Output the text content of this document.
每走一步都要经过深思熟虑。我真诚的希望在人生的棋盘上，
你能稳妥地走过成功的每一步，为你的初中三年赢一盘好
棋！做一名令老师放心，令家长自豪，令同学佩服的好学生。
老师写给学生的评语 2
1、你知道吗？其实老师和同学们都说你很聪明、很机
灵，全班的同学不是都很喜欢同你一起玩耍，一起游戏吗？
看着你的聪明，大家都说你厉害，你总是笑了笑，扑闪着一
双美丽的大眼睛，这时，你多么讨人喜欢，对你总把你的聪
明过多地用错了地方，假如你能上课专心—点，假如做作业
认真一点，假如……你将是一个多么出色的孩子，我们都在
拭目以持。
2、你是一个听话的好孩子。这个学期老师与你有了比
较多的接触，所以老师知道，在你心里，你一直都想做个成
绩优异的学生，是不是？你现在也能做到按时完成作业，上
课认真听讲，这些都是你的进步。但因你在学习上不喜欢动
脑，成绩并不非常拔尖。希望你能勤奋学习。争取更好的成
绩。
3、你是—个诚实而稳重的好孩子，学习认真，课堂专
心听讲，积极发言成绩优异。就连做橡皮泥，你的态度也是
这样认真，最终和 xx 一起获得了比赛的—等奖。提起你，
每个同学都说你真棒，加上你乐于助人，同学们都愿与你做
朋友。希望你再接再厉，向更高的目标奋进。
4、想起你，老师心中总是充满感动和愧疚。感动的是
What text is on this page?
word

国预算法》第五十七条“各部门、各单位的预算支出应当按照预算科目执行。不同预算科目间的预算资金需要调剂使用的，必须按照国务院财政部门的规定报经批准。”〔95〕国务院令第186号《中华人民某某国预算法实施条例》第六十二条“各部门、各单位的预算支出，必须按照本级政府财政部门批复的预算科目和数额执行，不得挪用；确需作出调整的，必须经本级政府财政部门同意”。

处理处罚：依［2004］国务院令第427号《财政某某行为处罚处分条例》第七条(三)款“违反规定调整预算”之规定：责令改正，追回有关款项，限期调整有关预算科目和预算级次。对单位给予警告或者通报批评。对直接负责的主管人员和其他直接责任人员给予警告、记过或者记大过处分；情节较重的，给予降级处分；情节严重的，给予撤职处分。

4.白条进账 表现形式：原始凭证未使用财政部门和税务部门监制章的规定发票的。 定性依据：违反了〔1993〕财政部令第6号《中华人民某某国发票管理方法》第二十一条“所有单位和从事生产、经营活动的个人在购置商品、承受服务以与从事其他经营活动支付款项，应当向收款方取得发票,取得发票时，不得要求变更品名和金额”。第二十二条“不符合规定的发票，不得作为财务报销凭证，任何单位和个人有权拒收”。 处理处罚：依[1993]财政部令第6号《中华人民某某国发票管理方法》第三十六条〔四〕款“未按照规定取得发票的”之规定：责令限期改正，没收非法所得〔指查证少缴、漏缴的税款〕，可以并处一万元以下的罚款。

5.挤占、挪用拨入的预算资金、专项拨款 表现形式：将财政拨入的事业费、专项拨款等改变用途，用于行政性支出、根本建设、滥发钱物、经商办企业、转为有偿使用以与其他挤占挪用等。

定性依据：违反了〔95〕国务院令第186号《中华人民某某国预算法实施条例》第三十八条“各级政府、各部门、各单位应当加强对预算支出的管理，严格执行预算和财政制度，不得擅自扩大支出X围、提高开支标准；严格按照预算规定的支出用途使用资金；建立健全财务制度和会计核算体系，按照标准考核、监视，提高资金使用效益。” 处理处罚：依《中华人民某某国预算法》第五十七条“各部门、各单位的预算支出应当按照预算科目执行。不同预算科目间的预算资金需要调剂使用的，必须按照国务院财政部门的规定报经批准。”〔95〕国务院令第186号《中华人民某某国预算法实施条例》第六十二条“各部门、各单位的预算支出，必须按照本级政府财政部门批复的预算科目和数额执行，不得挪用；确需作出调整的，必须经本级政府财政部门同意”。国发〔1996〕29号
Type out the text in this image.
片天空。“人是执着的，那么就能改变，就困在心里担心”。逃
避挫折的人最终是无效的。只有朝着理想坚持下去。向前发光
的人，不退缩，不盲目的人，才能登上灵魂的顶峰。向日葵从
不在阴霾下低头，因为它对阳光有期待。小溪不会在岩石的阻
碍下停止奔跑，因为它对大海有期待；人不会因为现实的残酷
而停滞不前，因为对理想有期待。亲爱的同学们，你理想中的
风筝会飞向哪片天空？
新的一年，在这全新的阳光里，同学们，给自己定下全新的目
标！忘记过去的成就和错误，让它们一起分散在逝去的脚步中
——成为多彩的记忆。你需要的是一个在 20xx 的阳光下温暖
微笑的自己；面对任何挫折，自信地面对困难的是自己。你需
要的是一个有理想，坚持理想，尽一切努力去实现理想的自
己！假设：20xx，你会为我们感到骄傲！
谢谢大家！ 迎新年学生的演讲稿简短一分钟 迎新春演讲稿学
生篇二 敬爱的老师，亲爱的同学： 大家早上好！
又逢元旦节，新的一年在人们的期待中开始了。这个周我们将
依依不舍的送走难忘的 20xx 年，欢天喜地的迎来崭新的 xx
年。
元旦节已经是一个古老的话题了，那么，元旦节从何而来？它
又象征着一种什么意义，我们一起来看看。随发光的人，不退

- **Do this**
Restate the whole listing exactly, leaving out nothing.

- **Finished answer**
Output the text content of this document.
每走一步都要经过深思熟虑。我真诚的希望在人生的棋盘上，
你能稳妥地走过成功的每一步，为你的初中三年赢一盘好
棋！做一名令老师放心，令家长自豪，令同学佩服的好学生。
老师写给学生的评语 2
1、你知道吗？其实老师和同学们都说你很聪明、很机
灵，全班的同学不是都很喜欢同你一起玩耍，一起游戏吗？
看着你的聪明，大家都说你厉害，你总是笑了笑，扑闪着一
双美丽的大眼睛，这时，你多么讨人喜欢，对你总把你的聪
明过多地用错了地方，假如你能上课专心—点，假如做作业
认真一点，假如……你将是一个多么出色的孩子，我们都在
拭目以持。
2、你是一个听话的好孩子。这个学期老师与你有了比
较多的接触，所以老师知道，在你心里，你一直都想做个成
绩优异的学生，是不是？你现在也能做到按时完成作业，上
课认真听讲，这些都是你的进步。但因你在学习上不喜欢动
脑，成绩并不非常拔尖。希望你能勤奋学习。争取更好的成
绩。
3、你是—个诚实而稳重的好孩子，学习认真，课堂专
心听讲，积极发言成绩优异。就连做橡皮泥，你的态度也是
这样认真，最终和 xx 一起获得了比赛的—等奖。提起你，
每个同学都说你真棒，加上你乐于助人，同学们都愿与你做
朋友。希望你再接再厉，向更高的目标奋进。
4、想起你，老师心中总是充满感动和愧疚。感动的是
What text is on this page?
word

国预算法》第五十七条“各部门、各单位的预算支出应当按照预算科目执行。不同预算科目间的预算资金需要调剂使用的，必须按照国务院财政部门的规定报经批准。”〔95〕国务院令第186号《中华人民某某国预算法实施条例》第六十二条“各部门、各单位的预算支出，必须按照本级政府财政部门批复的预算科目和数额执行，不得挪用；确需作出调整的，必须经本级政府财政部门同意”。

处理处罚：依［2004］国务院令第427号《财政某某行为处罚处分条例》第七条(三)款“违反规定调整预算”之规定：责令改正，追回有关款项，限期调整有关预算科目和预算级次。对单位给予警告或者通报批评。对直接负责的主管人员和其他直接责任人员给予警告、记过或者记大过处分；情节较重的，给予降级处分；情节严重的，给予撤职处分。

4.白条进账 表现形式：原始凭证未使用财政部门和税务部门监制章的规定发票的。 定性依据：违反了〔1993〕财政部令第6号《中华人民某某国发票管理方法》第二十一条“所有单位和从事生产、经营活动的个人在购置商品、承受服务以与从事其他经营活动支付款项，应当向收款方取得发票,取得发票时，不得要求变更品名和金额”。第二十二条“不符合规定的发票，不得作为财务报销凭证，任何单位和个人有权拒收”。 处理处罚：依[1993]财政部令第6号《中华人民某某国发票管理方法》第三十六条〔四〕款“未按照规定取得发票的”之规定：责令限期改正，没收非法所得〔指查证少缴、漏缴的税款〕，可以并处一万元以下的罚款。

5.挤占、挪用拨入的预算资金、专项拨款 表现形式：将财政拨入的事业费、专项拨款等改变用途，用于行政性支出、根本建设、滥发钱物、经商办企业、转为有偿使用以与其他挤占挪用等。

定性依据：违反了〔95〕国务院令第186号《中华人民某某国预算法实施条例》第三十八条“各级政府、各部门、各单位应当加强对预算支出的管理，严格执行预算和财政制度，不得擅自扩大支出X围、提高开支标准；严格按照预算规定的支出用途使用资金；建立健全财务制度和会计核算体系，按照标准考核、监视，提高资金使用效益。” 处理处罚：依《中华人民某某国预算法》第五十七条“各部门、各单位的预算支出应当按照预算科目执行。不同预算科目间的预算资金需要调剂使用的，必须按照国务院财政部门的规定报经批准。”〔95〕国务院令第186号《中华人民某某国预算法实施条例》第六十二条“各部门、各单位的预算支出，必须按照本级政府财政部门批复的预算科目和数额执行，不得挪用；确需作出调整的，必须经本级政府财政部门同意”。国发〔1996〕29号
Type out the text in this image.
片天空。“人是执着的，那么就能改变，就困在心里担心”。逃
避挫折的人最终是无效的。只有朝着理想坚持下去。向前发光
的人，不退缩，不盲目的人，才能登上灵魂的顶峰。向日葵从
不在阴霾下低头，因为它对阳光有期待。小溪不会在岩石的阻
碍下停止奔跑，因为它对大海有期待；人不会因为现实的残酷
而停滞不前，因为对理想有期待。亲爱的同学们，你理想中的
风筝会飞向哪片天空？
新的一年，在这全新的阳光里，同学们，给自己定下全新的目
标！忘记过去的成就和错误，让它们一起分散在逝去的脚步中
——成为多彩的记忆。你需要的是一个在 20xx 的阳光下温暖
微笑的自己；面对任何挫折，自信地面对困难的是自己。你需
要的是一个有理想，坚持理想，尽一切努力去实现理想的自
己！假设：20xx，你会为我们感到骄傲！
谢谢大家！ 迎新年学生的演讲稿简短一分钟 迎新春演讲稿学
生篇二 敬爱的老师，亲爱的同学： 大家早上好！
又逢元旦节，新的一年在人们的期待中开始了。这个周我们将
依依不舍的送走难忘的 20xx 年，欢天喜地的迎来崭新的 xx
年。
元旦节已经是一个古老的话题了，那么，元旦节从何而来？它
又象征着一种什么意义，我们一起来看看。随发光的人，不退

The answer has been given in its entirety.